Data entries
____________________

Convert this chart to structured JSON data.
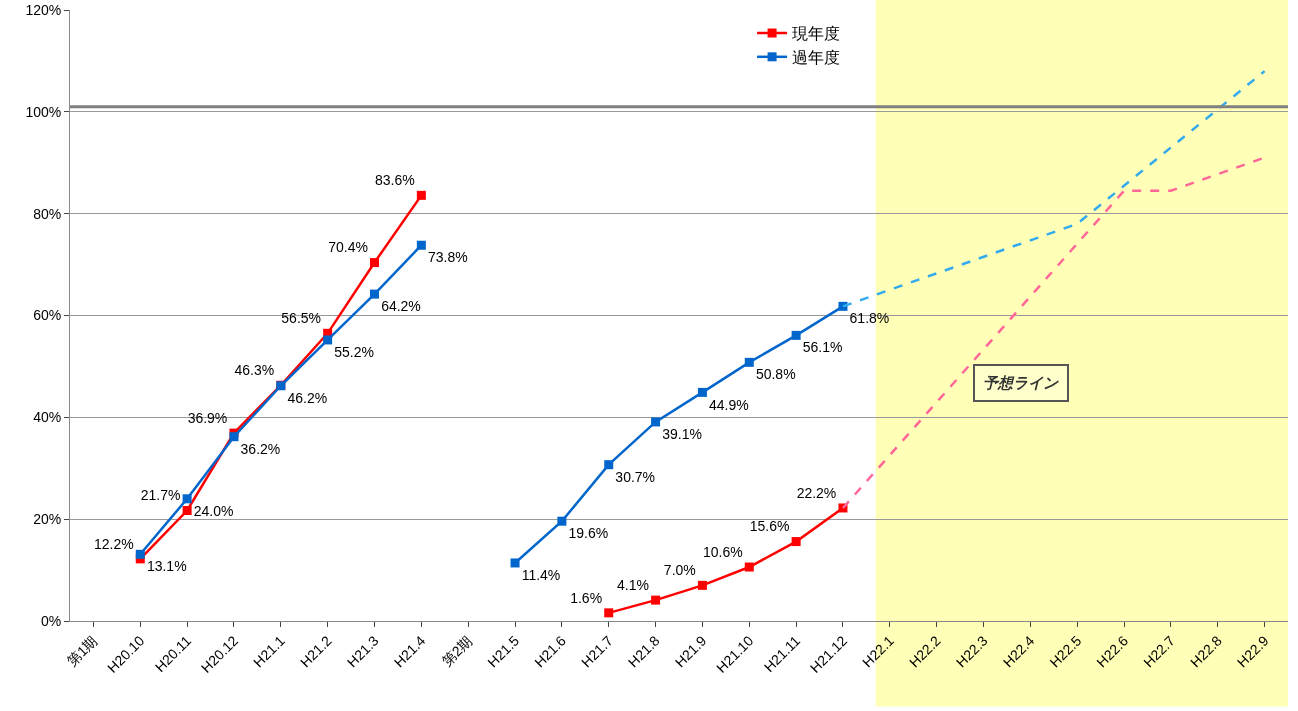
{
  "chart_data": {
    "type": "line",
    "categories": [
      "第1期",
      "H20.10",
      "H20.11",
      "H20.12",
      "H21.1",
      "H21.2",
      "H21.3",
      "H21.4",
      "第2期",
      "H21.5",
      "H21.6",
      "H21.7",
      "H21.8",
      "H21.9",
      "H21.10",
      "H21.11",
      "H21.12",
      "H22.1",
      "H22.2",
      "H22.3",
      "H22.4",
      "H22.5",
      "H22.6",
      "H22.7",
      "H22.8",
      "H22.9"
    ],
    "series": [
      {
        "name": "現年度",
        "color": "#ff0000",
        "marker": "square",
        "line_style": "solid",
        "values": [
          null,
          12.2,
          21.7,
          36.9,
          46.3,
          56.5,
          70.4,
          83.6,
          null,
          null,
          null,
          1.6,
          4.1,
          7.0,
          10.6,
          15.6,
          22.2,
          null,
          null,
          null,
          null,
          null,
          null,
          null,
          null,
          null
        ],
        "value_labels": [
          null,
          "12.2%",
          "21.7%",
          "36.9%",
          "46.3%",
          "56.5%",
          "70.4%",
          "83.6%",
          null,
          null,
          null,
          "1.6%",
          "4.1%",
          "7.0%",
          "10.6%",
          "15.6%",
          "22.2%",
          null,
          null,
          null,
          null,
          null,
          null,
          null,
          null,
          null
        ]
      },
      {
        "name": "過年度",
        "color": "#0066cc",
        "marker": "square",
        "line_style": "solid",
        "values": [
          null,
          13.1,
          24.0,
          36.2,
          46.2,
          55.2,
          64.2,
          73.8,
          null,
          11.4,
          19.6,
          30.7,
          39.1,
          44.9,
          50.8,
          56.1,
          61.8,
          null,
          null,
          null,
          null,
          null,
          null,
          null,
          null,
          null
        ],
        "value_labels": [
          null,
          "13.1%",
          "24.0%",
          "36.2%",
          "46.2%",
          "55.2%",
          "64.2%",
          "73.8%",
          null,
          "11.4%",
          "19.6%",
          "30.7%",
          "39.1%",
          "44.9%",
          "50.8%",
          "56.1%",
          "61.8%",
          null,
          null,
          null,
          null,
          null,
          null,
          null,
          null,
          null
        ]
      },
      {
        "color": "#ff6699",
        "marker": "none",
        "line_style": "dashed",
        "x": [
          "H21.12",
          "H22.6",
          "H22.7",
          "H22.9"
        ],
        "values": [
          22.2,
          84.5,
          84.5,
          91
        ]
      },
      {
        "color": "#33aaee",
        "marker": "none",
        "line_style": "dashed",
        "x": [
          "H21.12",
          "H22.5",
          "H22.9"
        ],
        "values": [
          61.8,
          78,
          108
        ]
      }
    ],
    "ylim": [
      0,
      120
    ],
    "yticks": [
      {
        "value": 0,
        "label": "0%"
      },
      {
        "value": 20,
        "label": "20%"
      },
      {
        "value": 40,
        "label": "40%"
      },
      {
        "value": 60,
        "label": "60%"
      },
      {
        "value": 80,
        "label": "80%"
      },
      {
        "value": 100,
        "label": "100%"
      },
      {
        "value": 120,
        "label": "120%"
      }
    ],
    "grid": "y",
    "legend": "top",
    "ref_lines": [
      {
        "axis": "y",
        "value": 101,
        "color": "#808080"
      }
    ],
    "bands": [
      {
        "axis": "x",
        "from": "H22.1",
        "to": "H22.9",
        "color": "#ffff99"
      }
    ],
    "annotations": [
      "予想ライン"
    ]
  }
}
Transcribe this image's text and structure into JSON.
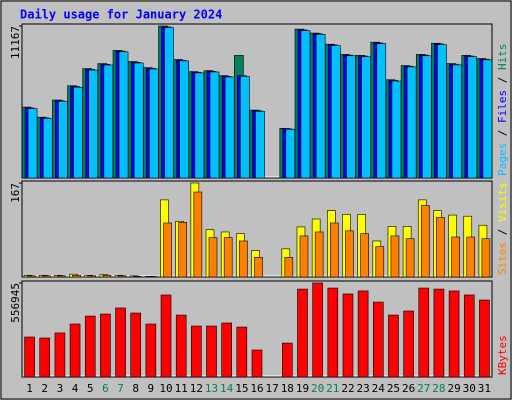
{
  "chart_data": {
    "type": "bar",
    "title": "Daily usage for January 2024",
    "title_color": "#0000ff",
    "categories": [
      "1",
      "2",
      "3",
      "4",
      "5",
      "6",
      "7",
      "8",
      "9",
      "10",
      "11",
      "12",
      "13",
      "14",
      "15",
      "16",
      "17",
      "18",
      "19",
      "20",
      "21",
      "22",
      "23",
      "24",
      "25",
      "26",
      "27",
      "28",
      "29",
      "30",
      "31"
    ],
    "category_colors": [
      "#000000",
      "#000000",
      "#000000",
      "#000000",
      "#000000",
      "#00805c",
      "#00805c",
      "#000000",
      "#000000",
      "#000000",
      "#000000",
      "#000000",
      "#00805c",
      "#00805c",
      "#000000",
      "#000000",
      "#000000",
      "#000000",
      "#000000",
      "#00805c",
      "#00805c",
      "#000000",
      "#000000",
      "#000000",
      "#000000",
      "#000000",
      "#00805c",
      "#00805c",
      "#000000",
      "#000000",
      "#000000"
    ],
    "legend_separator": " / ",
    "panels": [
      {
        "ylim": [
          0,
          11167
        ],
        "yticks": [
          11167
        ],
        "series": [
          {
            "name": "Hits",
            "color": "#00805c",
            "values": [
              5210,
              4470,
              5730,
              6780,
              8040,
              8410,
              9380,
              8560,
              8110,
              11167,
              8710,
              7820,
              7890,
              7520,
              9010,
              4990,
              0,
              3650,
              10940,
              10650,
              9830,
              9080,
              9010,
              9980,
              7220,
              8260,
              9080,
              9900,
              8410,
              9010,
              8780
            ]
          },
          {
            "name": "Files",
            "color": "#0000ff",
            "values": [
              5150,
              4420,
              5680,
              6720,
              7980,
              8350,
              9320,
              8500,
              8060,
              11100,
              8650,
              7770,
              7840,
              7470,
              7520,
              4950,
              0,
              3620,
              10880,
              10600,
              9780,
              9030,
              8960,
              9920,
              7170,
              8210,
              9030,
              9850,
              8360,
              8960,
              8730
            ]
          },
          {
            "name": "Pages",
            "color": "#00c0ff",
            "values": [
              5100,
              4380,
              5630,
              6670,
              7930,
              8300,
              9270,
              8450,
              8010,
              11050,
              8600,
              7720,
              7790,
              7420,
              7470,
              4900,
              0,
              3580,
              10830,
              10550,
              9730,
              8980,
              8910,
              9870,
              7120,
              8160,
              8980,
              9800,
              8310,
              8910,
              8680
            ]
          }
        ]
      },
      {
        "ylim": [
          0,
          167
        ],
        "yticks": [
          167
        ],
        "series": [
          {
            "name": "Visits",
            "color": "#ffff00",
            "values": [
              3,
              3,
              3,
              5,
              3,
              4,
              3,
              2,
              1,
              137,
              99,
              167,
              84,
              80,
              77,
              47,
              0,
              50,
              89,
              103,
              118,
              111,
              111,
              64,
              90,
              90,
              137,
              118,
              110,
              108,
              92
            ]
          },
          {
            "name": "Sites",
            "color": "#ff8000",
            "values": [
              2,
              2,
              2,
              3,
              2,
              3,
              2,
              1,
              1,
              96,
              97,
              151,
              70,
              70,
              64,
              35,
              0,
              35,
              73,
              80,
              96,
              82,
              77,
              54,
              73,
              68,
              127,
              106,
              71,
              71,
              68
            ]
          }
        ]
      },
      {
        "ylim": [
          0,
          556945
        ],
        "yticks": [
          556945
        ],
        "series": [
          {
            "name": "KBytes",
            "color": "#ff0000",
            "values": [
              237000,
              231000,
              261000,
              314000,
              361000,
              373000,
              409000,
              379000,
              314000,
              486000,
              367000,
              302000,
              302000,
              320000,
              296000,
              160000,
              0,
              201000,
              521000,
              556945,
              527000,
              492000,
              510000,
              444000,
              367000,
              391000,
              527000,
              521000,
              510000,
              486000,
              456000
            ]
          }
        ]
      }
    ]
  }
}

____________________

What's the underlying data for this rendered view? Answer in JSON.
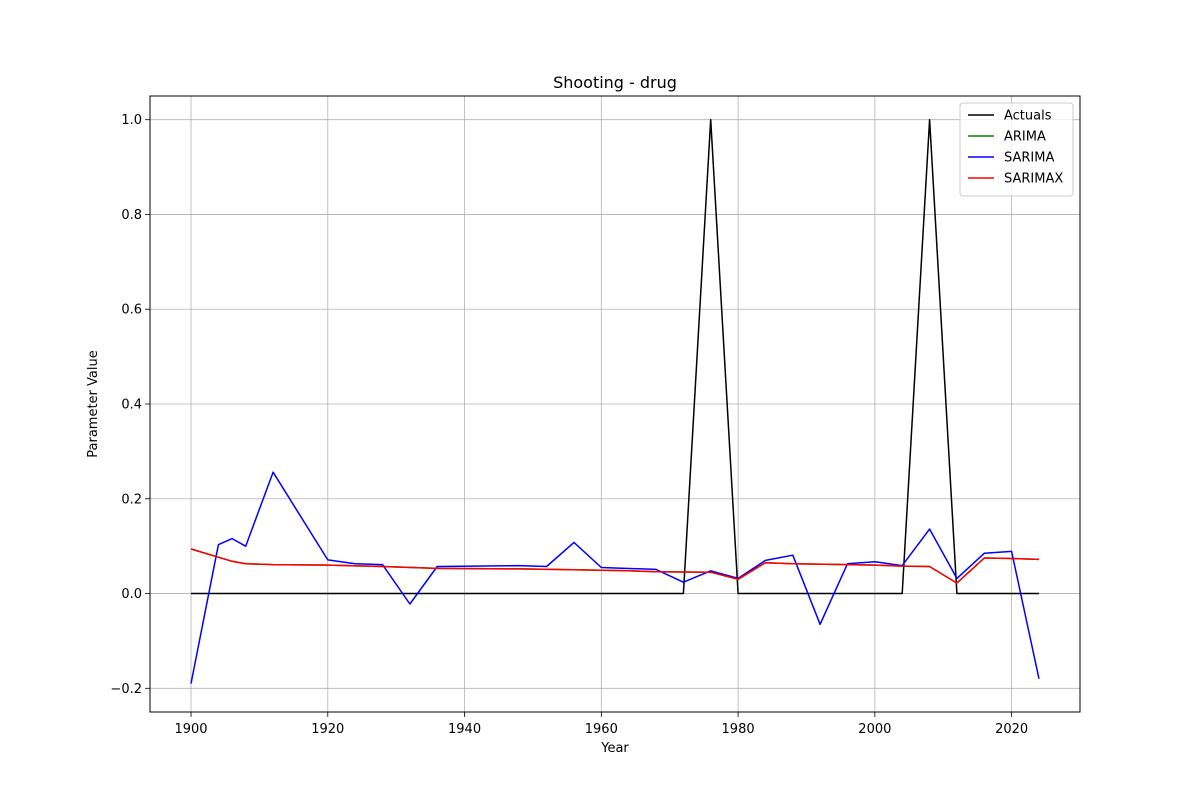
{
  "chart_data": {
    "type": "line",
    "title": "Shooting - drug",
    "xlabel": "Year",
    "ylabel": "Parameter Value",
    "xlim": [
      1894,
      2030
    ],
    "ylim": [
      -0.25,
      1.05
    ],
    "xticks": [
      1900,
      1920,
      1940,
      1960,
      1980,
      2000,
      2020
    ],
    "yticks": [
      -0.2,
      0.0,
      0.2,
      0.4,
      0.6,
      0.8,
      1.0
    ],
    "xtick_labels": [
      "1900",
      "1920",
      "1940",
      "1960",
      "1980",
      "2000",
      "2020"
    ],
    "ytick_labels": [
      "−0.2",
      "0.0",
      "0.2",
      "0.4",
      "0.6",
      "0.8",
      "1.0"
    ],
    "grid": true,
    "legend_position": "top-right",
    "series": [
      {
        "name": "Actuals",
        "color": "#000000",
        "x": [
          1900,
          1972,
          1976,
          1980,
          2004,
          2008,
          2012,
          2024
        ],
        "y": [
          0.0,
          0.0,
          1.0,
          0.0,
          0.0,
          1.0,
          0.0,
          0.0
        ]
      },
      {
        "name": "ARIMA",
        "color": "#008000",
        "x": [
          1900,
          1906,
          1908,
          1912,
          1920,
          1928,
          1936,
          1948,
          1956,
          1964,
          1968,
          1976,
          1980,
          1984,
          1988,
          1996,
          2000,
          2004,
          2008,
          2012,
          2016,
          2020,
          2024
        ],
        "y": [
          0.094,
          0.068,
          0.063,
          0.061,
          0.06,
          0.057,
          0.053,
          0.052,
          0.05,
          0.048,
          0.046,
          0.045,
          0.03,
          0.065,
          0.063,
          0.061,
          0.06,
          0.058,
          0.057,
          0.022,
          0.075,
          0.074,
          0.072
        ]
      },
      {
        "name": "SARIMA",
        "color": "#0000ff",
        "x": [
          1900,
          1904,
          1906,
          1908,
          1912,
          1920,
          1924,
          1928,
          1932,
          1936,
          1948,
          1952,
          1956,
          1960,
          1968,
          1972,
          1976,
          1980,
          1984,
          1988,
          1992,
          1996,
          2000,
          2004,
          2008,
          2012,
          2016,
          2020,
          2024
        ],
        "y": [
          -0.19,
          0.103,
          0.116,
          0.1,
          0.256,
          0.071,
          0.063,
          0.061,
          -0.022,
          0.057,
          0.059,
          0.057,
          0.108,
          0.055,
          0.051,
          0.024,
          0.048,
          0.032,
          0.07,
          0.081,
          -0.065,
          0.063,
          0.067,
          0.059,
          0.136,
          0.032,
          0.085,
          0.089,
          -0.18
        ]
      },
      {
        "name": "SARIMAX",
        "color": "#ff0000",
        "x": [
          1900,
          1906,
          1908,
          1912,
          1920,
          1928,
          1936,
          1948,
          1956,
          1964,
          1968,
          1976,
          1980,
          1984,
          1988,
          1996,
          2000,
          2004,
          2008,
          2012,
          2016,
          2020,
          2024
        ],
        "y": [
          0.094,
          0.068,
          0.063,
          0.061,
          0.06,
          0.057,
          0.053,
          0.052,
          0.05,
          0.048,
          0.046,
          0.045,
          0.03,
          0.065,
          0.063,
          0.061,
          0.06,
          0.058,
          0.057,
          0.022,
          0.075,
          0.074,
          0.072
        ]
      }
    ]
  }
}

____________________

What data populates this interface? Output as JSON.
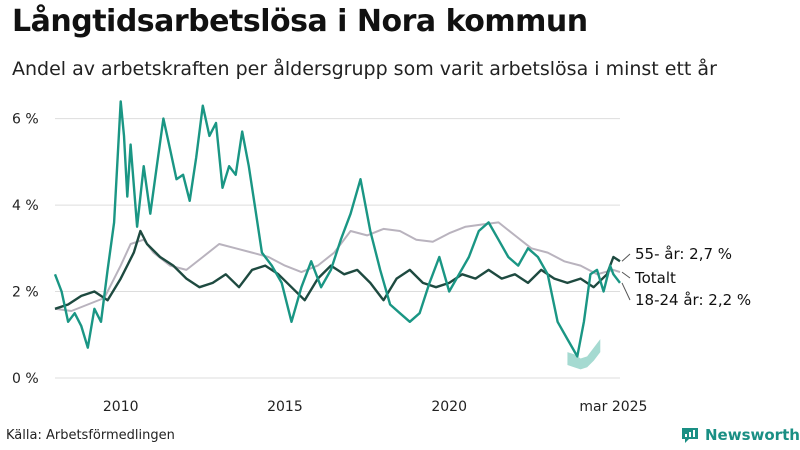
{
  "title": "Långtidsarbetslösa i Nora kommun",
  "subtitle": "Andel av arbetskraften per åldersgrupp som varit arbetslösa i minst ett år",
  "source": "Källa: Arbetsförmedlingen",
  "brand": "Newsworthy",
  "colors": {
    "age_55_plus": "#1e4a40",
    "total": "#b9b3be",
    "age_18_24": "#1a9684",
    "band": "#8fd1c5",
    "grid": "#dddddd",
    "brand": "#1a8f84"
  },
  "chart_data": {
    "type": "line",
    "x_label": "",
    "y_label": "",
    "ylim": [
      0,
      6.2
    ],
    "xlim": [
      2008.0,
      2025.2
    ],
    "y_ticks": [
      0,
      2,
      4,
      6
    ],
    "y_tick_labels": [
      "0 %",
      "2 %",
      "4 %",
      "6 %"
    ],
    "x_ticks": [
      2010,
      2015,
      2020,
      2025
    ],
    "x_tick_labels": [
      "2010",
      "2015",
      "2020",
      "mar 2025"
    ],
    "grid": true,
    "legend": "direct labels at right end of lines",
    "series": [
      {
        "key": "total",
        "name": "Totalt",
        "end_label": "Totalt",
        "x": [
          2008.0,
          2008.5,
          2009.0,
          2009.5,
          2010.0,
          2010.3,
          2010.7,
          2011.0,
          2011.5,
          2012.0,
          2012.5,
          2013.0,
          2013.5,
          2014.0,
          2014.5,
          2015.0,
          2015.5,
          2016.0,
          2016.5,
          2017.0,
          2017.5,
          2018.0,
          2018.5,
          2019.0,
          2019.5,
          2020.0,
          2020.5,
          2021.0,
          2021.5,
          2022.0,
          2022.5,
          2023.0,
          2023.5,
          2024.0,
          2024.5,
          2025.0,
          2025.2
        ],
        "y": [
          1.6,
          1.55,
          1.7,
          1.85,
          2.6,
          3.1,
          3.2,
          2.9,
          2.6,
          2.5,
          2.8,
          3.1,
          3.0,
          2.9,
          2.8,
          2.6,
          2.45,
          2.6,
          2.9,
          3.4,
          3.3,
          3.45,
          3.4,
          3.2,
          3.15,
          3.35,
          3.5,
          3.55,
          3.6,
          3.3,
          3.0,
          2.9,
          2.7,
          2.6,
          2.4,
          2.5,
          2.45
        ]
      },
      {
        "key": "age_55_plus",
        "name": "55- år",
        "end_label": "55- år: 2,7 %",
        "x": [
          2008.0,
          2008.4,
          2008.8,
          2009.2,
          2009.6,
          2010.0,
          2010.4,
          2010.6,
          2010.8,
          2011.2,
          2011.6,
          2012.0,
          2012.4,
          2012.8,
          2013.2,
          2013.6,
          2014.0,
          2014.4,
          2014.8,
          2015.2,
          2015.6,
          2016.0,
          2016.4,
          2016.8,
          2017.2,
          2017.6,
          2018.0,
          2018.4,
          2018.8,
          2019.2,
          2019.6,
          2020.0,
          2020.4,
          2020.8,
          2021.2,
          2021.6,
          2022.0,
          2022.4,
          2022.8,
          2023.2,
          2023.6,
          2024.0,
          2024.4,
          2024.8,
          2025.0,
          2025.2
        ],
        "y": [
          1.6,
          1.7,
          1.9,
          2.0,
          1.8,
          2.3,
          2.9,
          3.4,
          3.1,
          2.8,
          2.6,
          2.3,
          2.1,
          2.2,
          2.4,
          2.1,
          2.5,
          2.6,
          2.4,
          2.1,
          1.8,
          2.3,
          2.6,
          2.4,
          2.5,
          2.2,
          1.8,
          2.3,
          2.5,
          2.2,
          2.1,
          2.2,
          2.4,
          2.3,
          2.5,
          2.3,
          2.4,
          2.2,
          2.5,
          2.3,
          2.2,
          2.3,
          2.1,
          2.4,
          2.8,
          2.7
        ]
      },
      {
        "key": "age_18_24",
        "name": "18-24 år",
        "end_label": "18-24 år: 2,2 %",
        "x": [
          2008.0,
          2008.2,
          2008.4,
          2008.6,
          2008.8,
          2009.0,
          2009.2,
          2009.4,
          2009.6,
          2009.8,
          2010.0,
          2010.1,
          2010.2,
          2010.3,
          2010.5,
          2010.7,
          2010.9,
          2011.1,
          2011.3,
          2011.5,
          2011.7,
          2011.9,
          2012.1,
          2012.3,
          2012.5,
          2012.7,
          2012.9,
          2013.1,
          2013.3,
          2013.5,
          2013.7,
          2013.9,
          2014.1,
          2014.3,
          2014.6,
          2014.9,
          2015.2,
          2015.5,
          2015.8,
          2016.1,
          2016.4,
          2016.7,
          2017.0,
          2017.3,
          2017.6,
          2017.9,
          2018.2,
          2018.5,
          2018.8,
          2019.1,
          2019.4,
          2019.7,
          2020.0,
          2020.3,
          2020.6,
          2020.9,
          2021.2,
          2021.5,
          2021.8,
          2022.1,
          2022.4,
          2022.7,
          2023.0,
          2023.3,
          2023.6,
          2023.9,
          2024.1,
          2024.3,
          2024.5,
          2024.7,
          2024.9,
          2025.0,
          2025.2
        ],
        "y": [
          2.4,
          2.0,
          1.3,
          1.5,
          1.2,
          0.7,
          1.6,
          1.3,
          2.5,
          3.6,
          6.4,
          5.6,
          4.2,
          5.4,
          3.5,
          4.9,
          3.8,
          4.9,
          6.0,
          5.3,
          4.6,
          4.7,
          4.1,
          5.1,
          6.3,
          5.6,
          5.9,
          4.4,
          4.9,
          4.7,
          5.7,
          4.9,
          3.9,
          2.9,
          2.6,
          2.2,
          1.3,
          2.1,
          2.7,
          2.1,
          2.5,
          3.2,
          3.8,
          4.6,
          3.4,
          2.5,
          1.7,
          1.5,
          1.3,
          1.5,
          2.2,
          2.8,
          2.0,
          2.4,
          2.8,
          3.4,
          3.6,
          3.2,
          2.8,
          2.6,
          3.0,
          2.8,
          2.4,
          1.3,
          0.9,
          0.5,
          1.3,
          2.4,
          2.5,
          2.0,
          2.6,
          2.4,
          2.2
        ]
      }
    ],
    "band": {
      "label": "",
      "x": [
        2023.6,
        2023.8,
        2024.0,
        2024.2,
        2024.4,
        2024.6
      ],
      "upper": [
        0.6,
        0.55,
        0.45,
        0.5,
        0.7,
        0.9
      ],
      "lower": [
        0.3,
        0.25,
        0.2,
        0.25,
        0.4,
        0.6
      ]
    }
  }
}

____________________

PROMPT:
Select all lines with the word "JSON" from the entries above.

WRITTEN REPLY:
Convert this chart to structured JSON data.
Transcribe this image's text and structure into JSON.
What's the underlying data for this rendered view? Answer in JSON.
What data populates this interface? Output as JSON.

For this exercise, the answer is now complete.